* Problem
Copy nothing but the text: repeat each entry exactly and drop the images.

* Material
+-------+

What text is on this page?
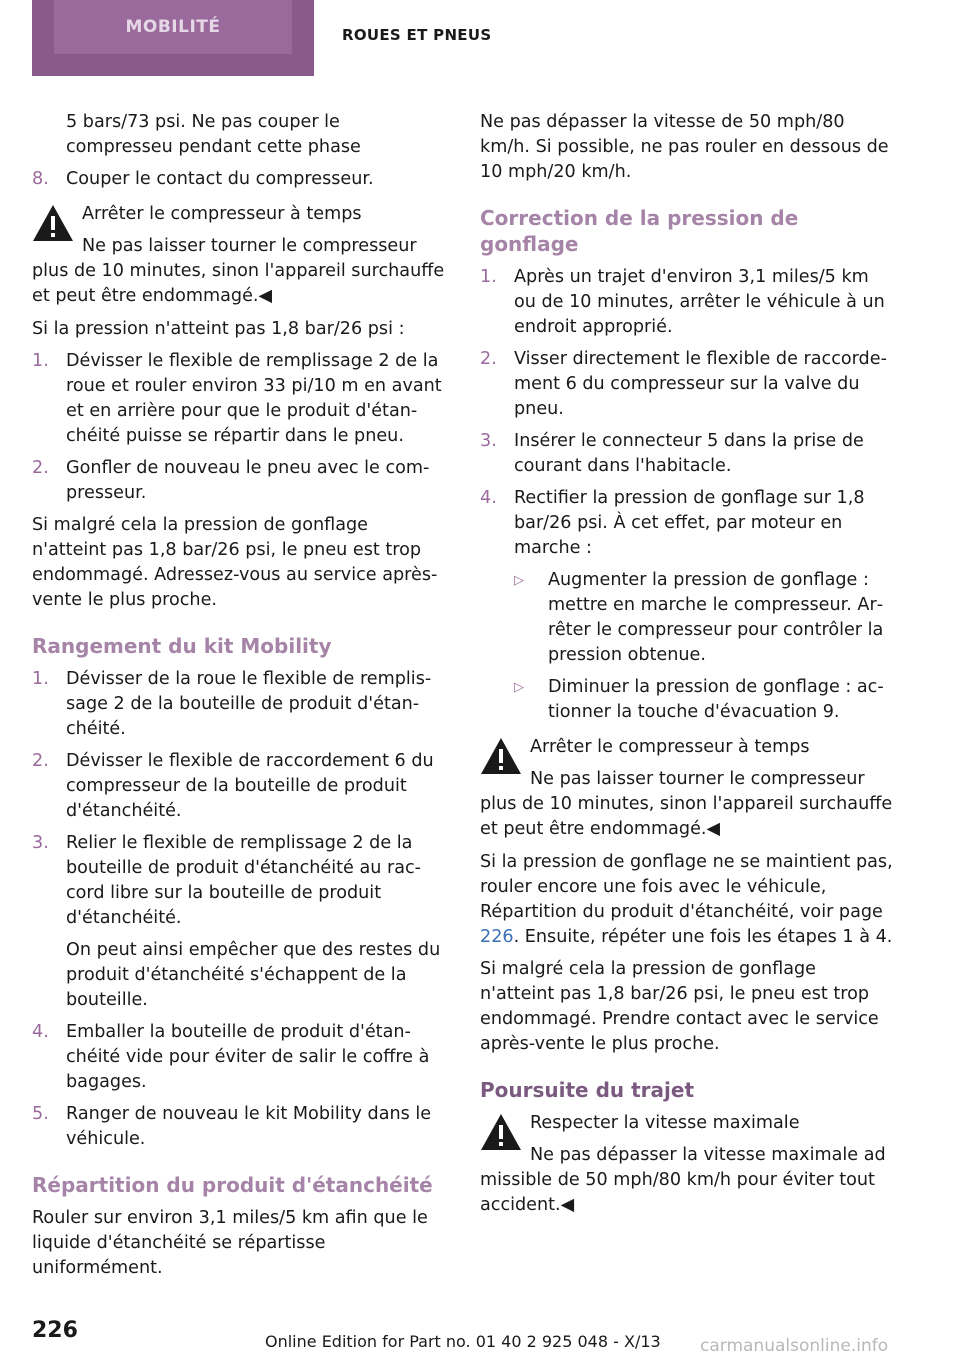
MOBILITÉ	ROUES ET PNEUS
5 bars/73 psi. Ne pas couper le compresseu pendant cette phase
8. Couper le contact du compresseur.
Arrêter le compresseur à temps
Ne pas laisser tourner le compresseur
plus de 10 minutes, sinon l'appareil surchauffe et peut être endommagé.◀

Si la pression n'atteint pas 1,8 bar/26 psi :

1. Dévisser le flexible de remplissage 2 de la roue et rouler environ 33 pi/10 m en avant et en arrière pour que le produit d'étanchéité puisse se répartir dans le pneu.
2. Gonfler de nouveau le pneu avec le compresseur.

Si malgré cela la pression de gonflage n'atteint pas 1,8 bar/26 psi, le pneu est trop endommagé. Adressez-vous au service après-vente le plus proche.

Rangement du kit Mobility
1. Dévisser de la roue le flexible de remplissage 2 de la bouteille de produit d'étanchéité.
2. Dévisser le flexible de raccordement 6 du compresseur de la bouteille de produit d'étanchéité.
3. Relier le flexible de remplissage 2 de la bouteille de produit d'étanchéité au raccord libre sur la bouteille de produit d'étanchéité.
On peut ainsi empêcher que des restes du produit d'étanchéité s'échappent de la bouteille.
4. Emballer la bouteille de produit d'étanchéité vide pour éviter de salir le coffre à bagages.
5. Ranger de nouveau le kit Mobility dans le véhicule.
Répartition du produit d'étanchéité

Rouler sur environ 3,1 miles/5 km afin que le liquide d'étanchéité se répartisse uniformément.

Ne pas dépasser la vitesse de 50 mph/80 km/h. Si possible, ne pas rouler en dessous de 10 mph/20 km/h.

Correction de la pression de gonflage
1. Après un trajet d'environ 3,1 miles/5 km ou de 10 minutes, arrêter le véhicule à un endroit approprié.
2. Visser directement le flexible de raccordement 6 du compresseur sur la valve du pneu.
3. Insérer le connecteur 5 dans la prise de courant dans l'habitacle.
4. Rectifier la pression de gonflage sur 1,8 bar/26 psi. À cet effet, par moteur en marche :
▷	Augmenter la pression de gonflage : mettre en marche le compresseur. Arrêter le compresseur pour contrôler la pression obtenue.
▷	Diminuer la pression de gonflage : actionner la touche d'évacuation 9.
Arrêter le compresseur à temps
Ne pas laisser tourner le compresseur
plus de 10 minutes, sinon l'appareil surchauffe et peut être endommagé.◀

Si la pression de gonflage ne se maintient pas, rouler encore une fois avec le véhicule, Répartition du produit d'étanchéité, voir page 226. Ensuite, répéter une fois les étapes 1 à 4.

Si malgré cela la pression de gonflage n'atteint pas 1,8 bar/26 psi, le pneu est trop endommagé. Prendre contact avec le service après-vente le plus proche.

Poursuite du trajet
Respecter la vitesse maximale
Ne pas dépasser la vitesse maximale ad
missible de 50 mph/80 km/h pour éviter tout accident.◀
226	Online Edition for Part no. 01 40 2 925 048 - X/13 carmanualsonline.info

+-------+

* Answer
What text is on this page?
MOBILITÉ	ROUES ET PNEUS
5 bars/73 psi. Ne pas couper le compresseu pendant cette phase
8. Couper le contact du compresseur.
Arrêter le compresseur à temps
Ne pas laisser tourner le compresseur
plus de 10 minutes, sinon l'appareil surchauffe et peut être endommagé.◀

Si la pression n'atteint pas 1,8 bar/26 psi :

1. Dévisser le flexible de remplissage 2 de la roue et rouler environ 33 pi/10 m en avant et en arrière pour que le produit d'étanchéité puisse se répartir dans le pneu.
2. Gonfler de nouveau le pneu avec le compresseur.

Si malgré cela la pression de gonflage n'atteint pas 1,8 bar/26 psi, le pneu est trop endommagé. Adressez-vous au service après-vente le plus proche.

Rangement du kit Mobility
1. Dévisser de la roue le flexible de remplissage 2 de la bouteille de produit d'étanchéité.
2. Dévisser le flexible de raccordement 6 du compresseur de la bouteille de produit d'étanchéité.
3. Relier le flexible de remplissage 2 de la bouteille de produit d'étanchéité au raccord libre sur la bouteille de produit d'étanchéité.
On peut ainsi empêcher que des restes du produit d'étanchéité s'échappent de la bouteille.
4. Emballer la bouteille de produit d'étanchéité vide pour éviter de salir le coffre à bagages.
5. Ranger de nouveau le kit Mobility dans le véhicule.
Répartition du produit d'étanchéité

Rouler sur environ 3,1 miles/5 km afin que le liquide d'étanchéité se répartisse uniformément.

Ne pas dépasser la vitesse de 50 mph/80 km/h. Si possible, ne pas rouler en dessous de 10 mph/20 km/h.

Correction de la pression de gonflage
1. Après un trajet d'environ 3,1 miles/5 km ou de 10 minutes, arrêter le véhicule à un endroit approprié.
2. Visser directement le flexible de raccordement 6 du compresseur sur la valve du pneu.
3. Insérer le connecteur 5 dans la prise de courant dans l'habitacle.
4. Rectifier la pression de gonflage sur 1,8 bar/26 psi. À cet effet, par moteur en marche :
▷	Augmenter la pression de gonflage : mettre en marche le compresseur. Arrêter le compresseur pour contrôler la pression obtenue.
▷	Diminuer la pression de gonflage : actionner la touche d'évacuation 9.
Arrêter le compresseur à temps
Ne pas laisser tourner le compresseur
plus de 10 minutes, sinon l'appareil surchauffe et peut être endommagé.◀

Si la pression de gonflage ne se maintient pas, rouler encore une fois avec le véhicule, Répartition du produit d'étanchéité, voir page 226. Ensuite, répéter une fois les étapes 1 à 4.

Si malgré cela la pression de gonflage n'atteint pas 1,8 bar/26 psi, le pneu est trop endommagé. Prendre contact avec le service après-vente le plus proche.

Poursuite du trajet
Respecter la vitesse maximale
Ne pas dépasser la vitesse maximale ad
missible de 50 mph/80 km/h pour éviter tout accident.◀
226	Online Edition for Part no. 01 40 2 925 048 - X/13 carmanualsonline.info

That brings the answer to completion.